> Brief
Select, from the material below, each line with "ઉપરથ" in it.

begin Given entries

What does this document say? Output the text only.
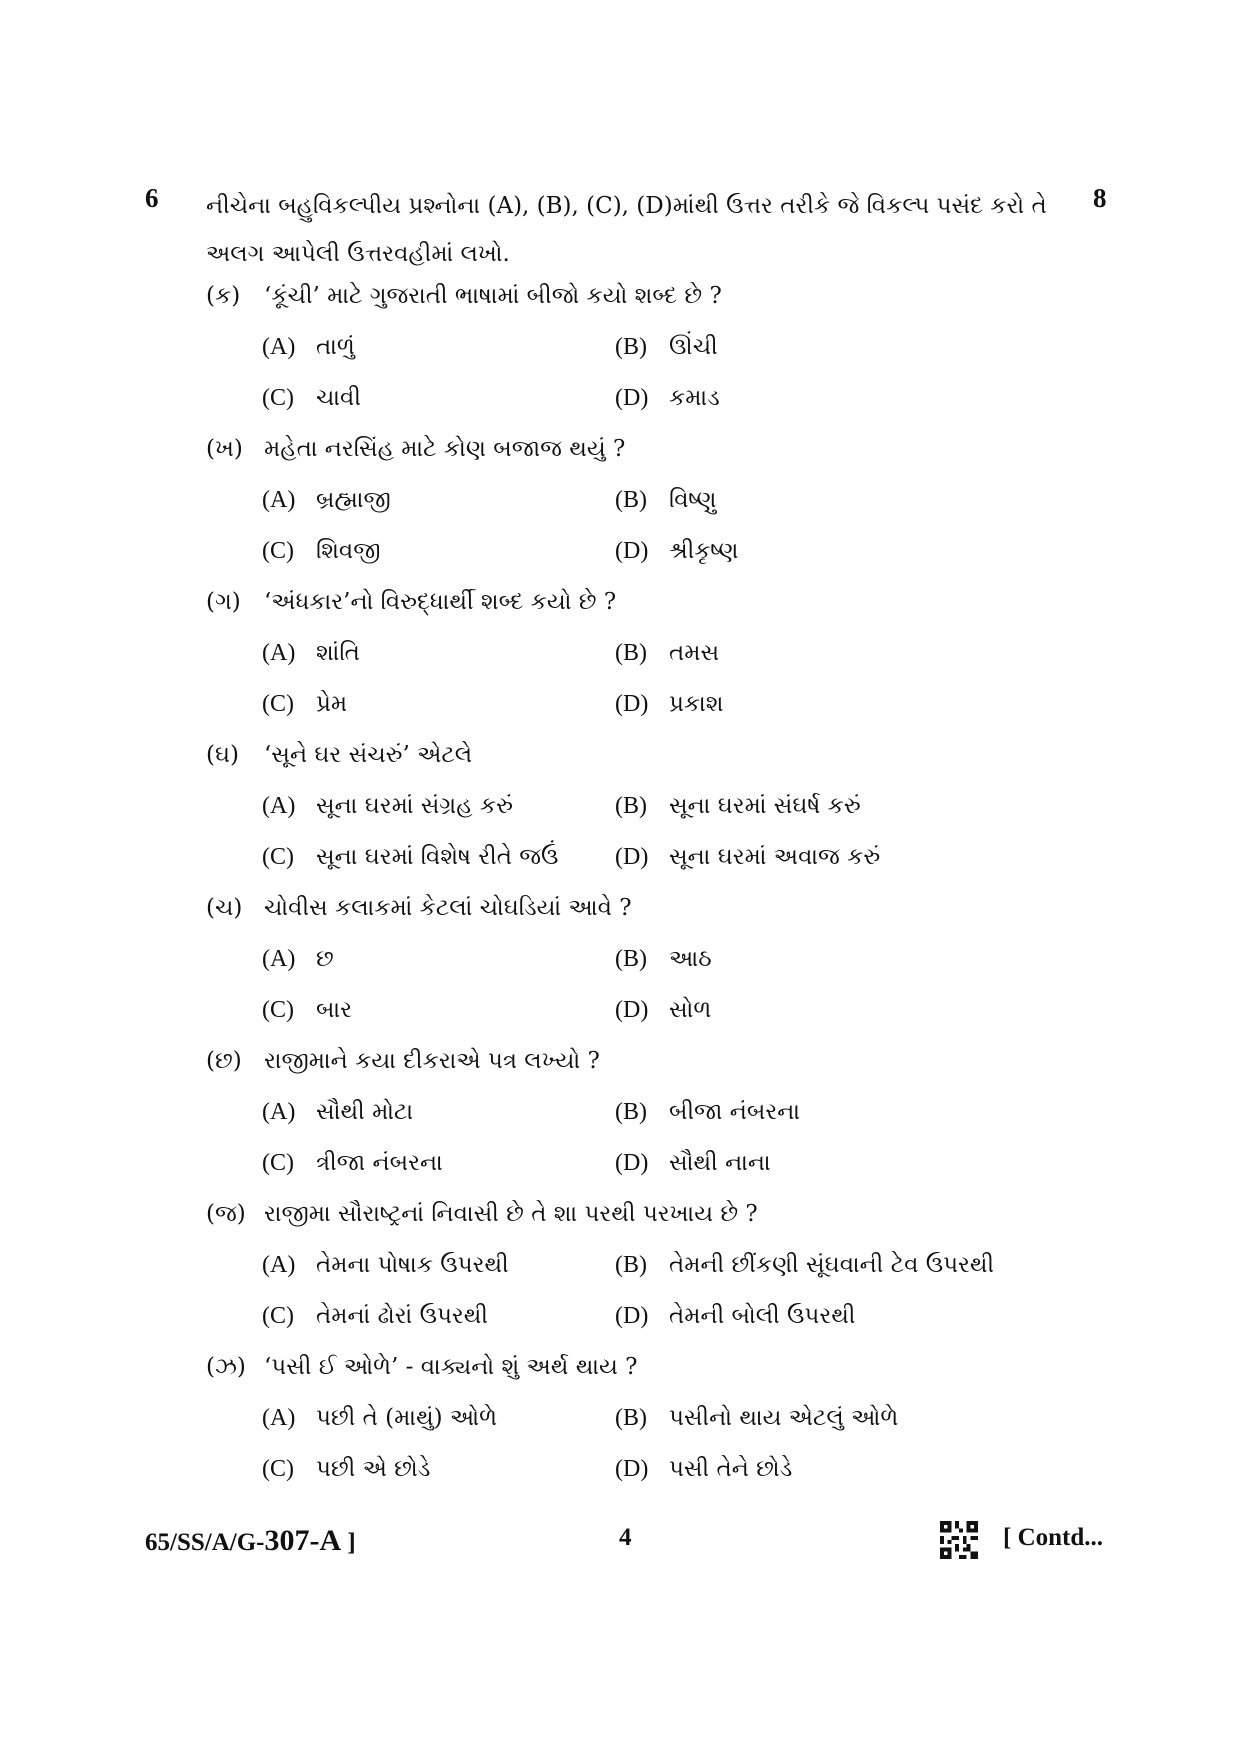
6	8
નીચેના બહુવિકલ્પીય પ્રશ્નોના (A), (B), (C), (D)માંથી ઉત્તર તરીકે જે વિકલ્પ પસંદ કરો તે અલગ આપેલી ઉત્તરવહીમાં લખો.
(ક) ‘કૂંચી’ માટે ગુજરાતી ભાષામાં બીજો કયો શબ્દ છે ?
(A) તાળું	(B) ઊંચી
(C) ચાવી	(D) કમાડ
(ખ) મહેતા નરસિંહ માટે કોણ બજાજ થયું ?
(A) બ્રહ્માજી	(B) વિષ્ણુ
(C) શિવજી	(D) શ્રીકૃષ્ણ
(ગ) ‘અંધકાર’નો વિરુદ્ધાર્થી શબ્દ કયો છે ?
(A) શાંતિ	(B) તમસ
(C) પ્રેમ	(D) પ્રકાશ
(ઘ) ‘સૂને ઘર સંચરું’ એટલે
(A) સૂના ઘરમાં સંગ્રહ કરું	(B) સૂના ઘરમાં સંઘર્ષ કરું
(C) સૂના ઘરમાં વિશેષ રીતે જઉં (D) સૂના ઘરમાં અવાજ કરું
(ચ) ચોવીસ કલાકમાં કેટલાં ચોઘડિયાં આવે ?
(A) છ	(B) આઠ
(C) બાર	(D) સોળ
(છ) રાજીમાને કયા દીકરાએ પત્ર લખ્યો ?
(A) સૌથી મોટા	(B) બીજા નંબરના
(C) ત્રીજા નંબરના	(D) સૌથી નાના
(જ) રાજીમા સૌરાષ્ટ્રનાં નિવાસી છે તે શા પરથી પરખાય છે ?
(A) તેમના પોષાક ઉપરથી	(B) તેમની છીંકણી સૂંઘવાની ટેવ ઉપરથી
(C) તેમનાં ઢોરાં ઉપરથી	(D) તેમની બોલી ઉપરથી
(ઝ) ‘પસી ઈ ઓળે’ - વાક્યનો શું અર્થ થાય ?
(A) પછી તે (માથું) ઓળે	(B) પસીનો થાય એટલું ઓળે
(C) પછી એ છોડે	(D) પસી તેને છોડે
65/SS/A/G-307-A ]	4	[ Contd...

end Given entries

> Answer to the exercise
(A) તેમના પોષાક ઉપરથી	(B) તેમની છીંકણી સૂંઘવાની ટેવ ઉપરથી
(C) તેમનાં ઢોરાં ઉપરથી	(D) તેમની બોલી ઉપરથી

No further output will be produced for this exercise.